# Task brief
For the word "contribution", determine how many lines of the entries below contain it, and give only that number.

+++

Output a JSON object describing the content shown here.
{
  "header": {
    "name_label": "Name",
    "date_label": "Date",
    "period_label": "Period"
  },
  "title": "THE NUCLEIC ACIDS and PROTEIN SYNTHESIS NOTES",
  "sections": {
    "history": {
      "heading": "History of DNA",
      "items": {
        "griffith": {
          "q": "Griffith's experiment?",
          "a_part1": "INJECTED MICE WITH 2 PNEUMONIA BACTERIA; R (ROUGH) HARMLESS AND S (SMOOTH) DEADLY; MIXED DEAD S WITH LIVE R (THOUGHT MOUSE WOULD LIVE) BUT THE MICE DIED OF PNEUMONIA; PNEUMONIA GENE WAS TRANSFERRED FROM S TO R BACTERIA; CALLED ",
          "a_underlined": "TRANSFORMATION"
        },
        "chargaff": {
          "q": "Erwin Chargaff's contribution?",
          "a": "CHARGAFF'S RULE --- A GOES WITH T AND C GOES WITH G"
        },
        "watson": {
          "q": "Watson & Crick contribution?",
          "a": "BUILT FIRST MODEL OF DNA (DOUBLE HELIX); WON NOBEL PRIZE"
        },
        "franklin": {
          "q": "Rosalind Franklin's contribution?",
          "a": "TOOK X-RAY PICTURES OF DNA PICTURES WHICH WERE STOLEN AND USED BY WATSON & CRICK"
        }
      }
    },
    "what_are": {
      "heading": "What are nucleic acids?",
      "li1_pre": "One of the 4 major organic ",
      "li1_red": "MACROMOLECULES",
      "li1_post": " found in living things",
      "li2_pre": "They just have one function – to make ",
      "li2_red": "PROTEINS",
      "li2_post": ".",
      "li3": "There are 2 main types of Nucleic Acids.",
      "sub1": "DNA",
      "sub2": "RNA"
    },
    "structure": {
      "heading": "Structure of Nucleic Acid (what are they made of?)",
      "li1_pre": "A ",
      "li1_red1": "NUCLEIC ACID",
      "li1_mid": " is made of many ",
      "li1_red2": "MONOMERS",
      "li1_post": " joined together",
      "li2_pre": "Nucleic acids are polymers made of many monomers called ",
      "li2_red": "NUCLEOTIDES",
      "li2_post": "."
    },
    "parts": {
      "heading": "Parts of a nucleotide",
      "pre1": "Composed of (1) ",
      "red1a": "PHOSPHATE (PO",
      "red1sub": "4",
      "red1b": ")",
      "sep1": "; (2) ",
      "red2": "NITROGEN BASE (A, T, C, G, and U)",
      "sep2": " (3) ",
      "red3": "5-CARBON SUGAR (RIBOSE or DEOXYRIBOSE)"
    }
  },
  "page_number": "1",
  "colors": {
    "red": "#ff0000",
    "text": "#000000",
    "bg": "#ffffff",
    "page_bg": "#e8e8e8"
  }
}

+++

# Result of the exercise
3